Give every line below again, exactly.

# [Dataset rows]
• • • • •

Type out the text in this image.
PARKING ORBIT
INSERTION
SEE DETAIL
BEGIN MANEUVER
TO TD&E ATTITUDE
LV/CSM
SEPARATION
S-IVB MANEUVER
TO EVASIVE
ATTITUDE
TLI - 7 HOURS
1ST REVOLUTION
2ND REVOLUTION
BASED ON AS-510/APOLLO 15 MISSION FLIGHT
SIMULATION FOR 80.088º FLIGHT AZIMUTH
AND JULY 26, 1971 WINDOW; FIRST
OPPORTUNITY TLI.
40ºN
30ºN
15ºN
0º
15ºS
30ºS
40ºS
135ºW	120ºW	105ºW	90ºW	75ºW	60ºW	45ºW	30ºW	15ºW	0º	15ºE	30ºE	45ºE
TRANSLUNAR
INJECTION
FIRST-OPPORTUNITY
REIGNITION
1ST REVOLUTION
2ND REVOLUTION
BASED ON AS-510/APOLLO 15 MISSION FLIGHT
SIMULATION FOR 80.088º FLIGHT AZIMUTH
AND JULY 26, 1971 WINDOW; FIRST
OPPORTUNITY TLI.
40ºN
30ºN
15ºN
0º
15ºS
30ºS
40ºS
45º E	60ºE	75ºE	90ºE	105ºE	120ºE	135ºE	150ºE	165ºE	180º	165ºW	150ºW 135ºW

• • • • •

# [In response]
Type out the text in this image.
PARKING ORBIT
INSERTION
SEE DETAIL
BEGIN MANEUVER
TO TD&E ATTITUDE
LV/CSM
SEPARATION
S-IVB MANEUVER
TO EVASIVE
ATTITUDE
TLI - 7 HOURS
1ST REVOLUTION
2ND REVOLUTION
BASED ON AS-510/APOLLO 15 MISSION FLIGHT
SIMULATION FOR 80.088º FLIGHT AZIMUTH
AND JULY 26, 1971 WINDOW; FIRST
OPPORTUNITY TLI.
40ºN
30ºN
15ºN
0º
15ºS
30ºS
40ºS
135ºW	120ºW	105ºW	90ºW	75ºW	60ºW	45ºW	30ºW	15ºW	0º	15ºE	30ºE	45ºE
TRANSLUNAR
INJECTION
FIRST-OPPORTUNITY
REIGNITION
1ST REVOLUTION
2ND REVOLUTION
BASED ON AS-510/APOLLO 15 MISSION FLIGHT
SIMULATION FOR 80.088º FLIGHT AZIMUTH
AND JULY 26, 1971 WINDOW; FIRST
OPPORTUNITY TLI.
40ºN
30ºN
15ºN
0º
15ºS
30ºS
40ºS
45º E	60ºE	75ºE	90ºE	105ºE	120ºE	135ºE	150ºE	165ºE	180º	165ºW	150ºW 135ºW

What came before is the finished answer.